> Set exercise:
Copy, from the entries below, each line in which the string "abbr" appears.

---------- Given information

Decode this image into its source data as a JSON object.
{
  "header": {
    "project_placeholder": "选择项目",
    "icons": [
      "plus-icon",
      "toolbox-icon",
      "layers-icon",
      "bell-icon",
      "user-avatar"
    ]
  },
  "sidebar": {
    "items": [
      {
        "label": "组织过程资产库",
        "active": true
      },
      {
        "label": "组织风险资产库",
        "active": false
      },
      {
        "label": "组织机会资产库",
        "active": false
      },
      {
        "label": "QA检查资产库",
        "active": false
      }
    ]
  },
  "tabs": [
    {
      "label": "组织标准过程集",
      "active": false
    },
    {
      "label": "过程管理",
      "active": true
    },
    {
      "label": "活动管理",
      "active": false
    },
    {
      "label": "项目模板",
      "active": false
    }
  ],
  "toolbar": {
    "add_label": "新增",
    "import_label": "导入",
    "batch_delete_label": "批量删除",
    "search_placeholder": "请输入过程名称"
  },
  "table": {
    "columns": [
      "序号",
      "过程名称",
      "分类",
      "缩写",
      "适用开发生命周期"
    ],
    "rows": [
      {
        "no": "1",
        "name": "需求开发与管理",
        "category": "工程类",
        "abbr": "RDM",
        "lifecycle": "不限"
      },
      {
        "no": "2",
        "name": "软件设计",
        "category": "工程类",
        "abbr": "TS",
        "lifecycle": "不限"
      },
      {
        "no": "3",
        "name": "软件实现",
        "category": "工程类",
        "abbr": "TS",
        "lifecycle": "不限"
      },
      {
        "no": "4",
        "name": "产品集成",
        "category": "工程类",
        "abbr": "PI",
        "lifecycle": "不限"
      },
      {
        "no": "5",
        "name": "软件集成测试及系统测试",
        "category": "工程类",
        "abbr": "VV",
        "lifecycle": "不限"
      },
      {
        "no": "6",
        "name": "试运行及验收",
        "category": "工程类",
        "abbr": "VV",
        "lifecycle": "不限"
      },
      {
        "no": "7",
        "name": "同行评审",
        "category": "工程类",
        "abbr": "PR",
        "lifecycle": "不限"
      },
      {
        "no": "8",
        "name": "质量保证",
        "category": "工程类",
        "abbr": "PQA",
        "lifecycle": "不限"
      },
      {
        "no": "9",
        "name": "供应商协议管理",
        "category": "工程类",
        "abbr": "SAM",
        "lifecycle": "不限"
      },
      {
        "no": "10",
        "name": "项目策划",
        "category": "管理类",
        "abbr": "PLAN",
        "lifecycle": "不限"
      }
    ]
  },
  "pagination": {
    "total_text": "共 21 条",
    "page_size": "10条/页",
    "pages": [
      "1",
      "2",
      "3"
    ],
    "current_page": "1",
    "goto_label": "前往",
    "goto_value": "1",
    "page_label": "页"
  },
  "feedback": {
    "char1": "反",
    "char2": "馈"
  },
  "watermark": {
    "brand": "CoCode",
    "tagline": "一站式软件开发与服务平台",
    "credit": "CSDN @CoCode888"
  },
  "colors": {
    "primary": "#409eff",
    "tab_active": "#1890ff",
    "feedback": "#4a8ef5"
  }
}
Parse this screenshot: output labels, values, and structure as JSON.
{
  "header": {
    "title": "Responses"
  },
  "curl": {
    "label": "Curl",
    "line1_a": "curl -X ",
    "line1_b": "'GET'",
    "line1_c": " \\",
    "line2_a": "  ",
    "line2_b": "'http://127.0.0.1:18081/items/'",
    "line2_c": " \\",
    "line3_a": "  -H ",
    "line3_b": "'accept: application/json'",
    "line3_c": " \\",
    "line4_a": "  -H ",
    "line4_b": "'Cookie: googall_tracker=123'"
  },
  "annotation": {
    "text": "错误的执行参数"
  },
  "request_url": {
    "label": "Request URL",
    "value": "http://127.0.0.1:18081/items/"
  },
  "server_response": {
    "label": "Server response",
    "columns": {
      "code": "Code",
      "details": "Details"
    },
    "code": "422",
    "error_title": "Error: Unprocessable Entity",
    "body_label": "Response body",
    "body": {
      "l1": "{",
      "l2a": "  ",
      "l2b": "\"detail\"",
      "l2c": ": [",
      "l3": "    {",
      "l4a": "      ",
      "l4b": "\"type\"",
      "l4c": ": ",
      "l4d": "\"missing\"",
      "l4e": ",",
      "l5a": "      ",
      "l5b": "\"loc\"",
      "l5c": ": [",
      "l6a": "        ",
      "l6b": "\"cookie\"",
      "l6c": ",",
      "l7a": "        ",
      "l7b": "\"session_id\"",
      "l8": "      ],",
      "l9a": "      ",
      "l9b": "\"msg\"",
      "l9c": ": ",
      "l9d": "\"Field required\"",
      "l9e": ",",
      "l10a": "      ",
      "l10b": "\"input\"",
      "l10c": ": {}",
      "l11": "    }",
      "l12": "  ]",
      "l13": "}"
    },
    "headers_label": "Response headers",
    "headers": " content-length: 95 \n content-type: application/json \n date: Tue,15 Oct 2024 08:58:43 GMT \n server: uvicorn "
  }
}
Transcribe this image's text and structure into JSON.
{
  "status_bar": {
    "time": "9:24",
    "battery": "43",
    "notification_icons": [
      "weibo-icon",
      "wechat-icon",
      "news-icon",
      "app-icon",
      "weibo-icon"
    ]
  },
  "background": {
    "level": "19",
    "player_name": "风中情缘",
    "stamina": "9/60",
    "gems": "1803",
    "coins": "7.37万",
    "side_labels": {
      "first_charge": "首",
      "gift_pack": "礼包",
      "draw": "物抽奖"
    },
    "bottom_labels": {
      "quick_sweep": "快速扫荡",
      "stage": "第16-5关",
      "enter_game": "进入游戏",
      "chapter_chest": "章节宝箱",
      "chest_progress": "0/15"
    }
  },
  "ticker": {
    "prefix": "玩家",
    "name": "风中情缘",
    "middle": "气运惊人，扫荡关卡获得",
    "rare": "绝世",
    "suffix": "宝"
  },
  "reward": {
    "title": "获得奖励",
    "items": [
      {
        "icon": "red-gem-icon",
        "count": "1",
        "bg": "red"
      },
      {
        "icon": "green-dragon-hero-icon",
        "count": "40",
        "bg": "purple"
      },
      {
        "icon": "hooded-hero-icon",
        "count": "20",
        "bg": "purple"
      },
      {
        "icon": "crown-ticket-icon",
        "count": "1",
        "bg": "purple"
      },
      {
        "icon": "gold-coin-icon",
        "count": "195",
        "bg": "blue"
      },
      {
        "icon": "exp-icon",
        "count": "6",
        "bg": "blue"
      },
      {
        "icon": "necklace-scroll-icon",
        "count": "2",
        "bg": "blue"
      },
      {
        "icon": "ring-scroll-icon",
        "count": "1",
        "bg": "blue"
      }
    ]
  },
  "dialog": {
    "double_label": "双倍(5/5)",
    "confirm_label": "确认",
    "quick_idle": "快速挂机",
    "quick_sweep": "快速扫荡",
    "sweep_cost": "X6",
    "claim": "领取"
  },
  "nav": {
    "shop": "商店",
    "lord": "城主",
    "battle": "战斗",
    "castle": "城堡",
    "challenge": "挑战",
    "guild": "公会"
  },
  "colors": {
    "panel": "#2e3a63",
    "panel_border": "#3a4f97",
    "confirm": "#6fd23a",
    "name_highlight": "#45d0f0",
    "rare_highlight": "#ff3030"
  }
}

--------------------

> Task output:
        "abbr": "RDM",
        "abbr": "TS",
        "abbr": "TS",
        "abbr": "PI",
        "abbr": "VV",
        "abbr": "VV",
        "abbr": "PR",
        "abbr": "PQA",
        "abbr": "SAM",
        "abbr": "PLAN",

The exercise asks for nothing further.